**Aim of the task:** Your task is to reproduce the material exactly.

**Exercise inputs:**
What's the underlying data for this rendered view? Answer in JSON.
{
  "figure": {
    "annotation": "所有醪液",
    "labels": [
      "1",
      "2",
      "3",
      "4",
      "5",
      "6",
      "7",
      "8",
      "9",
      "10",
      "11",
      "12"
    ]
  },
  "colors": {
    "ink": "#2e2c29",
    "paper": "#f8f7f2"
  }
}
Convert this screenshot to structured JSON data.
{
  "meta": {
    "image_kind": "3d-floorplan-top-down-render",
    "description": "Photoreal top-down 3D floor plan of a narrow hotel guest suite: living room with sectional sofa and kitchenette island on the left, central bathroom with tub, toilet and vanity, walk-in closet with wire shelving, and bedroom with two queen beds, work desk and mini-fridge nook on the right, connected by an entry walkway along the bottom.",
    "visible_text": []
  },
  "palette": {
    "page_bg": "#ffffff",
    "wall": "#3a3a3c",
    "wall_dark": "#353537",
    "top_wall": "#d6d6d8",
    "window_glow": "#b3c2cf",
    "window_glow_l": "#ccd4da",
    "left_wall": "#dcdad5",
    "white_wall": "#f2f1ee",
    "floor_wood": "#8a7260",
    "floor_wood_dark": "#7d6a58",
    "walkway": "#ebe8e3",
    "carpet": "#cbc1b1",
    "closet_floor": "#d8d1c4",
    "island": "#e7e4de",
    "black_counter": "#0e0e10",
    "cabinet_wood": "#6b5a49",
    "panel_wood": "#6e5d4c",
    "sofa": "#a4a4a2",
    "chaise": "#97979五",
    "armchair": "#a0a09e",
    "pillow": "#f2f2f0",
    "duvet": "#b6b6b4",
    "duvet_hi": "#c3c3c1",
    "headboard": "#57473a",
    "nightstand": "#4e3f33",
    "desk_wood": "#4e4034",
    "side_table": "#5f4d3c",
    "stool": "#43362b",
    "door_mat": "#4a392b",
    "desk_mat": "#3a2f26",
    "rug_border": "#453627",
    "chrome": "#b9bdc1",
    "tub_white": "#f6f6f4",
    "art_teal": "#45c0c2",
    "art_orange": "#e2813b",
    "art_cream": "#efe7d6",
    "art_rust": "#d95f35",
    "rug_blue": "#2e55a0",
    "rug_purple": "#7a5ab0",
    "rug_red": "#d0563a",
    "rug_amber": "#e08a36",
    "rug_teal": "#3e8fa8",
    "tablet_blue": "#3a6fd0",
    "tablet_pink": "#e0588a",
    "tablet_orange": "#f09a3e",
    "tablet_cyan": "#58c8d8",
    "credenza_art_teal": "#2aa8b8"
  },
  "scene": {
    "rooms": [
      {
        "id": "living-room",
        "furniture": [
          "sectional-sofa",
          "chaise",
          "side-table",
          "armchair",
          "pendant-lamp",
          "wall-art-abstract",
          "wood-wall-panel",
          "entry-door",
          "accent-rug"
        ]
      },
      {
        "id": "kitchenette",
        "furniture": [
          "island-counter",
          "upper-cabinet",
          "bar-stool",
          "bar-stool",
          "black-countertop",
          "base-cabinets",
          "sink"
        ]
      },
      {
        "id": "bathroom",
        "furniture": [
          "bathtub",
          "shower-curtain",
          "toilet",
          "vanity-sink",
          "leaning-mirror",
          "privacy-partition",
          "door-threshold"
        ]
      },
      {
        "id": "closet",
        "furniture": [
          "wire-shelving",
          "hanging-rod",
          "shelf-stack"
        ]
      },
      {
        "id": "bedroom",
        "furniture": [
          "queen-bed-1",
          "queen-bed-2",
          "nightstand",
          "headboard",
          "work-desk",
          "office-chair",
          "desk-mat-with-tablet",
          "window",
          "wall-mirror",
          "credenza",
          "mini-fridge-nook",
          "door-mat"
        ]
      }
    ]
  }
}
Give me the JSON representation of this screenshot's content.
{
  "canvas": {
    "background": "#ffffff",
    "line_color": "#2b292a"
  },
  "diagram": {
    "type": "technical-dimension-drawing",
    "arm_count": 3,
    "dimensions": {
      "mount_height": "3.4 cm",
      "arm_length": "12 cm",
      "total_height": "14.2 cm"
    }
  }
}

**Correct result:**
What's the underlying data for this rendered view? Answer in JSON.
{
  "figure": {
    "annotation": "所有醪液",
    "labels": [
      "1",
      "2",
      "3",
      "4",
      "5",
      "6",
      "7",
      "8",
      "9",
      "10",
      "11",
      "12"
    ]
  },
  "colors": {
    "ink": "#2e2c29",
    "paper": "#f8f7f2"
  }
}
Convert this screenshot to structured JSON data.
{
  "meta": {
    "image_kind": "3d-floorplan-top-down-render",
    "description": "Photoreal top-down 3D floor plan of a narrow hotel guest suite: living room with sectional sofa and kitchenette island on the left, central bathroom with tub, toilet and vanity, walk-in closet with wire shelving, and bedroom with two queen beds, work desk and mini-fridge nook on the right, connected by an entry walkway along the bottom.",
    "visible_text": []
  },
  "palette": {
    "page_bg": "#ffffff",
    "wall": "#3a3a3c",
    "wall_dark": "#353537",
    "top_wall": "#d6d6d8",
    "window_glow": "#b3c2cf",
    "window_glow_l": "#ccd4da",
    "left_wall": "#dcdad5",
    "white_wall": "#f2f1ee",
    "floor_wood": "#8a7260",
    "floor_wood_dark": "#7d6a58",
    "walkway": "#ebe8e3",
    "carpet": "#cbc1b1",
    "closet_floor": "#d8d1c4",
    "island": "#e7e4de",
    "black_counter": "#0e0e10",
    "cabinet_wood": "#6b5a49",
    "panel_wood": "#6e5d4c",
    "sofa": "#a4a4a2",
    "chaise": "#97979五",
    "armchair": "#a0a09e",
    "pillow": "#f2f2f0",
    "duvet": "#b6b6b4",
    "duvet_hi": "#c3c3c1",
    "headboard": "#57473a",
    "nightstand": "#4e3f33",
    "desk_wood": "#4e4034",
    "side_table": "#5f4d3c",
    "stool": "#43362b",
    "door_mat": "#4a392b",
    "desk_mat": "#3a2f26",
    "rug_border": "#453627",
    "chrome": "#b9bdc1",
    "tub_white": "#f6f6f4",
    "art_teal": "#45c0c2",
    "art_orange": "#e2813b",
    "art_cream": "#efe7d6",
    "art_rust": "#d95f35",
    "rug_blue": "#2e55a0",
    "rug_purple": "#7a5ab0",
    "rug_red": "#d0563a",
    "rug_amber": "#e08a36",
    "rug_teal": "#3e8fa8",
    "tablet_blue": "#3a6fd0",
    "tablet_pink": "#e0588a",
    "tablet_orange": "#f09a3e",
    "tablet_cyan": "#58c8d8",
    "credenza_art_teal": "#2aa8b8"
  },
  "scene": {
    "rooms": [
      {
        "id": "living-room",
        "furniture": [
          "sectional-sofa",
          "chaise",
          "side-table",
          "armchair",
          "pendant-lamp",
          "wall-art-abstract",
          "wood-wall-panel",
          "entry-door",
          "accent-rug"
        ]
      },
      {
        "id": "kitchenette",
        "furniture": [
          "island-counter",
          "upper-cabinet",
          "bar-stool",
          "bar-stool",
          "black-countertop",
          "base-cabinets",
          "sink"
        ]
      },
      {
        "id": "bathroom",
        "furniture": [
          "bathtub",
          "shower-curtain",
          "toilet",
          "vanity-sink",
          "leaning-mirror",
          "privacy-partition",
          "door-threshold"
        ]
      },
      {
        "id": "closet",
        "furniture": [
          "wire-shelving",
          "hanging-rod",
          "shelf-stack"
        ]
      },
      {
        "id": "bedroom",
        "furniture": [
          "queen-bed-1",
          "queen-bed-2",
          "nightstand",
          "headboard",
          "work-desk",
          "office-chair",
          "desk-mat-with-tablet",
          "window",
          "wall-mirror",
          "credenza",
          "mini-fridge-nook",
          "door-mat"
        ]
      }
    ]
  }
}
Give me the JSON representation of this screenshot's content.
{
  "canvas": {
    "background": "#ffffff",
    "line_color": "#2b292a"
  },
  "diagram": {
    "type": "technical-dimension-drawing",
    "arm_count": 3,
    "dimensions": {
      "mount_height": "3.4 cm",
      "arm_length": "12 cm",
      "total_height": "14.2 cm"
    }
  }
}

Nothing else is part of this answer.